──────── EXERCISE DATA ────────

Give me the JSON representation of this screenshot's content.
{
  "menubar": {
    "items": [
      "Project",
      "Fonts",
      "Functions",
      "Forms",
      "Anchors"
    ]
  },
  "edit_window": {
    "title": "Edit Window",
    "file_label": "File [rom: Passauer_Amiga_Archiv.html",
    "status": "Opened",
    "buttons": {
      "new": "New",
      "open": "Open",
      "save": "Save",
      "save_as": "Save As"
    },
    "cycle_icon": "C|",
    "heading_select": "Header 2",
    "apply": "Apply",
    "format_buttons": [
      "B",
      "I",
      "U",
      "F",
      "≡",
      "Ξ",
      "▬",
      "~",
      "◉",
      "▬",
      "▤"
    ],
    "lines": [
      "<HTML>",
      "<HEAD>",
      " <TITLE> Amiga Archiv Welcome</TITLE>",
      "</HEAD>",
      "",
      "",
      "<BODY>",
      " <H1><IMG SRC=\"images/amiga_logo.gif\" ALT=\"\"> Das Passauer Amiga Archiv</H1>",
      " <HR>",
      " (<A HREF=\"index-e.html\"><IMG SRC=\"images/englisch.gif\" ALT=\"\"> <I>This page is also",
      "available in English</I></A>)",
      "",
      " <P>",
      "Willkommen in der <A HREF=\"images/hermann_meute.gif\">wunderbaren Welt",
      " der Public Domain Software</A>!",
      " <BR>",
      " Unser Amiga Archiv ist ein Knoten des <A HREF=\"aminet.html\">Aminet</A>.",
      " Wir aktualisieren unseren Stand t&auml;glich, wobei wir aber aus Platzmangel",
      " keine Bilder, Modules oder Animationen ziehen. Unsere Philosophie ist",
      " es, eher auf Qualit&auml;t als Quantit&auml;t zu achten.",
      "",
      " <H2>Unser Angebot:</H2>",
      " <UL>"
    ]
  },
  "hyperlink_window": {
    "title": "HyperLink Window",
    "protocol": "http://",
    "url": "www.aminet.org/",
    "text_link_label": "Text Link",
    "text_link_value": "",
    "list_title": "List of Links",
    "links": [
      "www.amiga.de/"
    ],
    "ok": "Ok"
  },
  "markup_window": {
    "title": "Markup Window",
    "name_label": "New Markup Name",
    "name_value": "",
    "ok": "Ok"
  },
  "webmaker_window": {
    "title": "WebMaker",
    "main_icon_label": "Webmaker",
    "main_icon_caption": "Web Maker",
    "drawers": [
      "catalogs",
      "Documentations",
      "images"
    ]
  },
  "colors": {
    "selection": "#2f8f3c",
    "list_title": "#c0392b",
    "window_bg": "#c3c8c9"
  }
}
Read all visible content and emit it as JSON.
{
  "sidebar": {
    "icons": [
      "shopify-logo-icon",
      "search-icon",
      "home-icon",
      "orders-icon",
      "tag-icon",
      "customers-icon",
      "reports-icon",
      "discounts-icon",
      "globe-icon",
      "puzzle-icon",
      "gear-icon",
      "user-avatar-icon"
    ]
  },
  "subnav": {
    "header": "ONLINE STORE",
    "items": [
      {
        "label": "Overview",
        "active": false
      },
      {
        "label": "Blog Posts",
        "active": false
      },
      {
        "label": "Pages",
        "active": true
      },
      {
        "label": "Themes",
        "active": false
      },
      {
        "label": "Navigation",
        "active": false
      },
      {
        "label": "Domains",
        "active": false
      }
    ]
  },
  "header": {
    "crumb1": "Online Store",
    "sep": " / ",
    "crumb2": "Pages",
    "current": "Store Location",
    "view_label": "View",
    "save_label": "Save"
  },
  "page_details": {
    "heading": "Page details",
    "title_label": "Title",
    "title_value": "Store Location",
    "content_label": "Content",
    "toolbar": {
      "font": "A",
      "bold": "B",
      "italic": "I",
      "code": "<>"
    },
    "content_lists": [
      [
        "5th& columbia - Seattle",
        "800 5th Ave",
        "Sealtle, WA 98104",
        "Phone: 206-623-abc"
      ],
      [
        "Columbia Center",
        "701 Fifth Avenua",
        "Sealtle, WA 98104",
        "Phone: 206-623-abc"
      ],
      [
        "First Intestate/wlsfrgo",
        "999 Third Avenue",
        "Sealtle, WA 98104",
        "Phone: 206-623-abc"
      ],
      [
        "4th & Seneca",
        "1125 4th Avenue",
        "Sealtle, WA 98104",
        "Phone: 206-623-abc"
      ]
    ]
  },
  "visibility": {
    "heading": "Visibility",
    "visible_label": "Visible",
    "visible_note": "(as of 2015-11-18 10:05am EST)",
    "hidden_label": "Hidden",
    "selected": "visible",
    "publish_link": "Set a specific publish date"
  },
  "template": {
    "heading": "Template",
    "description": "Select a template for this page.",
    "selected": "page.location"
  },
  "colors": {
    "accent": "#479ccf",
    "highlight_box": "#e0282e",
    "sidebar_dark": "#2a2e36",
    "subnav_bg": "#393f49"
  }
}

────────

• STATED GOAL:
Pick out the lines that include the word "JSON" and write them out.

• SOLUTION TO THE EXERCISE:
Give me the JSON representation of this screenshot's content.
Read all visible content and emit it as JSON.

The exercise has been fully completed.